Begin RAW DATA

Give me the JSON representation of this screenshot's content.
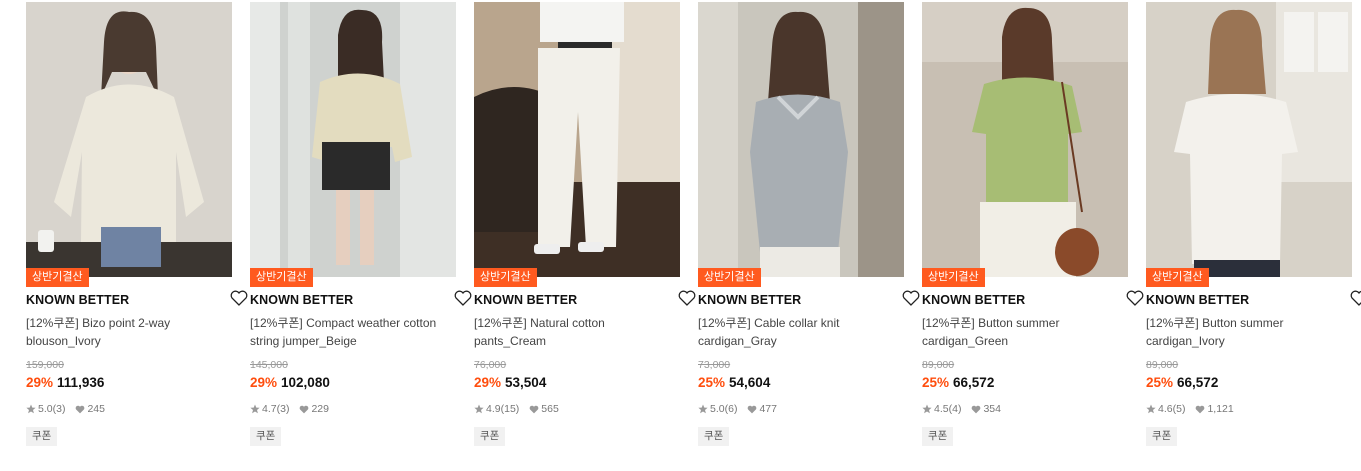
{
  "products": [
    {
      "badge": "상반기결산",
      "brand": "KNOWN BETTER",
      "name": "[12%쿠폰] Bizo point 2-way blouson_Ivory",
      "original_price": "159,000",
      "discount": "29%",
      "price": "111,936",
      "rating": "5.0",
      "reviews": "(3)",
      "likes": "245",
      "tag": "쿠폰",
      "colors": {
        "bg": "#d8d4cd",
        "garment": "#ece8dc",
        "lower": "#6f83a3"
      }
    },
    {
      "badge": "상반기결산",
      "brand": "KNOWN BETTER",
      "name": "[12%쿠폰] Compact weather cotton string jumper_Beige",
      "original_price": "145,000",
      "discount": "29%",
      "price": "102,080",
      "rating": "4.7",
      "reviews": "(3)",
      "likes": "229",
      "tag": "쿠폰",
      "colors": {
        "bg": "#cfd2cf",
        "garment": "#e3dcbf",
        "lower": "#2a2a2a"
      }
    },
    {
      "badge": "상반기결산",
      "brand": "KNOWN BETTER",
      "name": "[12%쿠폰] Natural cotton pants_Cream",
      "original_price": "76,000",
      "discount": "29%",
      "price": "53,504",
      "rating": "4.9",
      "reviews": "(15)",
      "likes": "565",
      "tag": "쿠폰",
      "colors": {
        "bg": "#b9a58d",
        "garment": "#f2f0ea",
        "lower": "#3e2f25"
      }
    },
    {
      "badge": "상반기결산",
      "brand": "KNOWN BETTER",
      "name": "[12%쿠폰] Cable collar knit cardigan_Gray",
      "original_price": "73,000",
      "discount": "25%",
      "price": "54,604",
      "rating": "5.0",
      "reviews": "(6)",
      "likes": "477",
      "tag": "쿠폰",
      "colors": {
        "bg": "#c9c6bd",
        "garment": "#a8aeb3",
        "lower": "#eceae4"
      }
    },
    {
      "badge": "상반기결산",
      "brand": "KNOWN BETTER",
      "name": "[12%쿠폰] Button summer cardigan_Green",
      "original_price": "89,000",
      "discount": "25%",
      "price": "66,572",
      "rating": "4.5",
      "reviews": "(4)",
      "likes": "354",
      "tag": "쿠폰",
      "colors": {
        "bg": "#c8bfb3",
        "garment": "#a7bd74",
        "lower": "#f1eee6"
      }
    },
    {
      "badge": "상반기결산",
      "brand": "KNOWN BETTER",
      "name": "[12%쿠폰] Button summer cardigan_Ivory",
      "original_price": "89,000",
      "discount": "25%",
      "price": "66,572",
      "rating": "4.6",
      "reviews": "(5)",
      "likes": "1,121",
      "tag": "쿠폰",
      "colors": {
        "bg": "#d7d2c8",
        "garment": "#f3f1ec",
        "lower": "#2b2f3a"
      }
    }
  ],
  "icons": {
    "wishlist": "heart-outline-icon",
    "rating": "star-icon",
    "likes": "heart-filled-icon"
  }
}
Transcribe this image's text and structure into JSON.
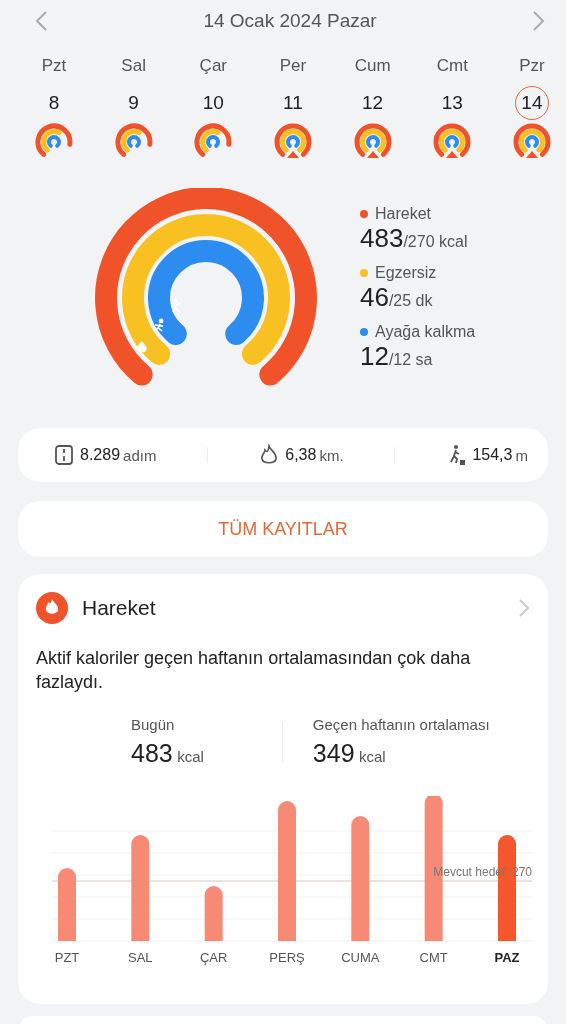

End RAW DATA

Search the preceding listing for the word "summer" and pull out every line that holds it.

ANSWER —
      "name": "[12%쿠폰] Button summer cardigan_Green",
      "name": "[12%쿠폰] Button summer cardigan_Ivory",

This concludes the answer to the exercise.